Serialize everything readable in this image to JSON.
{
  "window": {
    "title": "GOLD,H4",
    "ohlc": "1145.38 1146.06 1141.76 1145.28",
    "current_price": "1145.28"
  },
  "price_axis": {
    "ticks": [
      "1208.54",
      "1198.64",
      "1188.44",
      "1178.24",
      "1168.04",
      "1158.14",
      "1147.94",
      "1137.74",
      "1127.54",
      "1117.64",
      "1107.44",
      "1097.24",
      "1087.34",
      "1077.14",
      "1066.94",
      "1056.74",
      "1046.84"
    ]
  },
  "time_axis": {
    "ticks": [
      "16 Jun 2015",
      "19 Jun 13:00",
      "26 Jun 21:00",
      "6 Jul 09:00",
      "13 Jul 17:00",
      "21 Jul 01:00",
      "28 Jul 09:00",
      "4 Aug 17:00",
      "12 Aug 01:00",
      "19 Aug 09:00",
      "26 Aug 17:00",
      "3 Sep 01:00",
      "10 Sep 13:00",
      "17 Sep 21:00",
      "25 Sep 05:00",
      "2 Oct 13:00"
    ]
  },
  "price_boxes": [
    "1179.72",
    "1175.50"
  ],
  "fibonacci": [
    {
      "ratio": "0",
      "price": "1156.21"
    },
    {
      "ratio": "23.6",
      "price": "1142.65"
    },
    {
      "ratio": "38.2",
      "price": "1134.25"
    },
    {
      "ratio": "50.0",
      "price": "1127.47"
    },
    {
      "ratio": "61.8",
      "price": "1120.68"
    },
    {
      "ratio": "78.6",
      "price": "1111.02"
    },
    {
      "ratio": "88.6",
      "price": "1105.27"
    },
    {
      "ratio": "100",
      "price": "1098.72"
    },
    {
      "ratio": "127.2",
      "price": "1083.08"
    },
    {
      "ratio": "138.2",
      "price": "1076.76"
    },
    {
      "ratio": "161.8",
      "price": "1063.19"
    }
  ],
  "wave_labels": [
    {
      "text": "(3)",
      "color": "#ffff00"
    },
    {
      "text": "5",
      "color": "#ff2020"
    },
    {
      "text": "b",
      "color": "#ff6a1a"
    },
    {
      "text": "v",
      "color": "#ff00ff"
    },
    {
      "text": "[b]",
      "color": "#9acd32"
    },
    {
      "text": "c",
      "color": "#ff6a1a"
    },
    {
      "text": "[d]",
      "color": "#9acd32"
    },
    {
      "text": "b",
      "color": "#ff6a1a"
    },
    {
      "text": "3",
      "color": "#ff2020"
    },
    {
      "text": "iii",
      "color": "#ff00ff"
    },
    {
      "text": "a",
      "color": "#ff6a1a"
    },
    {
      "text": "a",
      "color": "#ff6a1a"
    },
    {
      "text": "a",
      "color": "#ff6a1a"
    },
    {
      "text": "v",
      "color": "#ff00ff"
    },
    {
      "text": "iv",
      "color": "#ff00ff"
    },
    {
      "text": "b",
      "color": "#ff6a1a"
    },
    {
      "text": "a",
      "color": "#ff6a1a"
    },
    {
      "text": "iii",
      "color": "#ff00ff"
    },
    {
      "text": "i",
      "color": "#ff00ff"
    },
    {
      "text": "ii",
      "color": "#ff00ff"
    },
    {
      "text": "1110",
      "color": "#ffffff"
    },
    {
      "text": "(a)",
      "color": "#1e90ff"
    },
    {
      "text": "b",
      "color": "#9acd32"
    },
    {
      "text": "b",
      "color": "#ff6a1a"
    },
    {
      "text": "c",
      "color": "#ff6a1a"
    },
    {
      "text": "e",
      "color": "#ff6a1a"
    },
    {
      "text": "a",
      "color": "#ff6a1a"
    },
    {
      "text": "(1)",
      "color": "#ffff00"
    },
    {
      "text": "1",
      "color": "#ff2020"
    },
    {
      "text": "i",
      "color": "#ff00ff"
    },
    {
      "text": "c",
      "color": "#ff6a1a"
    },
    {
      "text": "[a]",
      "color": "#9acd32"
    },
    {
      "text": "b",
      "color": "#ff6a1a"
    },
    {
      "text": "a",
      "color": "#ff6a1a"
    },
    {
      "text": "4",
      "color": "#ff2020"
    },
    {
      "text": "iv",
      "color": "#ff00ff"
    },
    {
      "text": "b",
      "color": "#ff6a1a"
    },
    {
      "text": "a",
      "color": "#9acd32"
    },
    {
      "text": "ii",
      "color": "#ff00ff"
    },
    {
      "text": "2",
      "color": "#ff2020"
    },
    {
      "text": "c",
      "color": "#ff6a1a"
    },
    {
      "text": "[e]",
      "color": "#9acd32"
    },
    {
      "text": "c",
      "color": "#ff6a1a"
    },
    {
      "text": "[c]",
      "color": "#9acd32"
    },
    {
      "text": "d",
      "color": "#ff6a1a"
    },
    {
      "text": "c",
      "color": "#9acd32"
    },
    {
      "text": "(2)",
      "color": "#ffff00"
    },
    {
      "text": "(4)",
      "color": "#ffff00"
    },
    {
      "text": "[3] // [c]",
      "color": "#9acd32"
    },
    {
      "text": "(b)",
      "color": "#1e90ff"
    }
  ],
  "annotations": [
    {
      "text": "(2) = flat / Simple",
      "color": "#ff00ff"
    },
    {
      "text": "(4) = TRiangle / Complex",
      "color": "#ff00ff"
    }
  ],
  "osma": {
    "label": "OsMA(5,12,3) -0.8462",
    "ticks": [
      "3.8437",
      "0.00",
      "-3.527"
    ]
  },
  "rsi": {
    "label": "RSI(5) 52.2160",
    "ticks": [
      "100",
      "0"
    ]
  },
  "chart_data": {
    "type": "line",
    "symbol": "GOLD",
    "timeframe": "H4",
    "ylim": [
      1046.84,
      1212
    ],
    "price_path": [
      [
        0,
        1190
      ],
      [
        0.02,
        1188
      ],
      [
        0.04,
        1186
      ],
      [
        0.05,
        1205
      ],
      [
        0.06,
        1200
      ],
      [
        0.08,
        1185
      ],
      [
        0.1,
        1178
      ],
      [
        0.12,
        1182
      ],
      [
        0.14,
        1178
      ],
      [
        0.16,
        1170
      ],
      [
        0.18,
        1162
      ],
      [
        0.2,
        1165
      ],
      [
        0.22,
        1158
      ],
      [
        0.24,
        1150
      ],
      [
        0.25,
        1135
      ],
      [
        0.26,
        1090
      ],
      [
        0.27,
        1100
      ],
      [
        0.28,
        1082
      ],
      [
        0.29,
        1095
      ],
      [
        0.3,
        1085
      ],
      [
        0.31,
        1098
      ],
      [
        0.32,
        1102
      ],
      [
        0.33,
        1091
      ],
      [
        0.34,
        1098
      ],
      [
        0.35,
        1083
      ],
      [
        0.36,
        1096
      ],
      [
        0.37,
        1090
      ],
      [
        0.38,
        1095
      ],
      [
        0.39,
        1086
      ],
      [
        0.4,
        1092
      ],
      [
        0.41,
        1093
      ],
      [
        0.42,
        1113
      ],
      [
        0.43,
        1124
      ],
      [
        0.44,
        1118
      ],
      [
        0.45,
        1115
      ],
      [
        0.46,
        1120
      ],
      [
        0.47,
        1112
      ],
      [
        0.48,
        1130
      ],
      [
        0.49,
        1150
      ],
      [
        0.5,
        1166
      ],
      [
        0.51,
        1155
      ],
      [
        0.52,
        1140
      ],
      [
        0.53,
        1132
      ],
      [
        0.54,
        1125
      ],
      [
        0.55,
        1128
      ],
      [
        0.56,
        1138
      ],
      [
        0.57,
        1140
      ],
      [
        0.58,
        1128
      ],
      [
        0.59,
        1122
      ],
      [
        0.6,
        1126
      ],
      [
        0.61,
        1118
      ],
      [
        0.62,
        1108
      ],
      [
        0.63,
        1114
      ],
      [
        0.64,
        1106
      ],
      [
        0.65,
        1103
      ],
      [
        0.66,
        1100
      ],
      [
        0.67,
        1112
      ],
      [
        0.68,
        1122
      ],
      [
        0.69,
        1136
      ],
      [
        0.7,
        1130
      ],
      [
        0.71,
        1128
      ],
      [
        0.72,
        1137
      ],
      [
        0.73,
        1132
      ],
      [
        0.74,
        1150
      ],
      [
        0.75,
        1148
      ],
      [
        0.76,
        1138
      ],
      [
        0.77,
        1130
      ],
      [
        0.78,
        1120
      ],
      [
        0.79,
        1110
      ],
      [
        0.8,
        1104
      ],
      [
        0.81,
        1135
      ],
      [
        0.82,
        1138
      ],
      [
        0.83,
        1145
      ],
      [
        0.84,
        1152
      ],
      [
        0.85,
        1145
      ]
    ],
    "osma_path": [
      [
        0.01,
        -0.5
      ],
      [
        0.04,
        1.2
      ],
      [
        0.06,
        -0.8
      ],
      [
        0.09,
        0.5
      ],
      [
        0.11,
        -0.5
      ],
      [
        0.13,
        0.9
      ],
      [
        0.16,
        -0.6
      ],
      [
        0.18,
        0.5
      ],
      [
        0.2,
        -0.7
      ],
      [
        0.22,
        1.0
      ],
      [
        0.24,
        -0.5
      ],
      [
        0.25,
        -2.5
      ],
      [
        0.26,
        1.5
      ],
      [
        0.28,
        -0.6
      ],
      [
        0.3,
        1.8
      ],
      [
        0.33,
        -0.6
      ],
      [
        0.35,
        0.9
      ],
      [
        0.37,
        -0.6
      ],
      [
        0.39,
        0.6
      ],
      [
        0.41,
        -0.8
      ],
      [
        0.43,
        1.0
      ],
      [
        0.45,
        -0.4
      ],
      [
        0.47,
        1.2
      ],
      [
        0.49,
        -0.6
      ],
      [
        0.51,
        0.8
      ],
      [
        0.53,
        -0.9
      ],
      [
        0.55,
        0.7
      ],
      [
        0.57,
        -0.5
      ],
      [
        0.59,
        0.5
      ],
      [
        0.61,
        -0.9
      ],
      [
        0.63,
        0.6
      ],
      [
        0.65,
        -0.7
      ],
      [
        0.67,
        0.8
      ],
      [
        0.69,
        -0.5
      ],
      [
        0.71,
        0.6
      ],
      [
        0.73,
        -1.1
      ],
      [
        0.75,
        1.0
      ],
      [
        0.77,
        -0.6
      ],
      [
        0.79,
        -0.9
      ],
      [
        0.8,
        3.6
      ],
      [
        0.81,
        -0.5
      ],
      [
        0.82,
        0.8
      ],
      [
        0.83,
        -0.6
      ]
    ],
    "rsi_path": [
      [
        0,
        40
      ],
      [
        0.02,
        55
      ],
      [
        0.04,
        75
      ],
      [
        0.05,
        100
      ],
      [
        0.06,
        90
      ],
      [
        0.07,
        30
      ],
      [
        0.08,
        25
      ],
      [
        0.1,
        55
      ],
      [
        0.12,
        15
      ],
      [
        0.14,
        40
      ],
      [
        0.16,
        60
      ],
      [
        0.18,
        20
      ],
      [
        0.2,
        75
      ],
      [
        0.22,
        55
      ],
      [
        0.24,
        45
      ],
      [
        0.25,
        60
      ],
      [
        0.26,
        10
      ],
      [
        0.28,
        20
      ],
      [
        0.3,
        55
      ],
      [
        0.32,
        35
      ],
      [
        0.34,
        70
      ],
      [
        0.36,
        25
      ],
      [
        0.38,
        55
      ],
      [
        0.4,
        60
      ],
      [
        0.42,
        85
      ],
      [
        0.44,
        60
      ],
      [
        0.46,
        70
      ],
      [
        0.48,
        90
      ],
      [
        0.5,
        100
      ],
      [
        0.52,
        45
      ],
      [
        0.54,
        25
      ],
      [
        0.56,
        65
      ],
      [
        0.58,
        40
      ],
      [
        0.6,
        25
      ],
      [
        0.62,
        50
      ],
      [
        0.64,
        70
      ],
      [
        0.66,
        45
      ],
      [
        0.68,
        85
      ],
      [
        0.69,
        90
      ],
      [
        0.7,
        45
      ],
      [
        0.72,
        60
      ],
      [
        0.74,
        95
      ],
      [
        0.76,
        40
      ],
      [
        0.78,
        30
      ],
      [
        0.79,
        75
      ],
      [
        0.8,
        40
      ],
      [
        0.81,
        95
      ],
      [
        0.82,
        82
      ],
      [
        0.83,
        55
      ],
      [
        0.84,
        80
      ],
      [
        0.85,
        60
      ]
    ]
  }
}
---+---
Given exercise — Scan the material above. Extract every line in which the word "ratio" occurs.

Complete response —
      "ratio": "0",
      "ratio": "23.6",
      "ratio": "38.2",
      "ratio": "50.0",
      "ratio": "61.8",
      "ratio": "78.6",
      "ratio": "88.6",
      "ratio": "100",
      "ratio": "127.2",
      "ratio": "138.2",
      "ratio": "161.8",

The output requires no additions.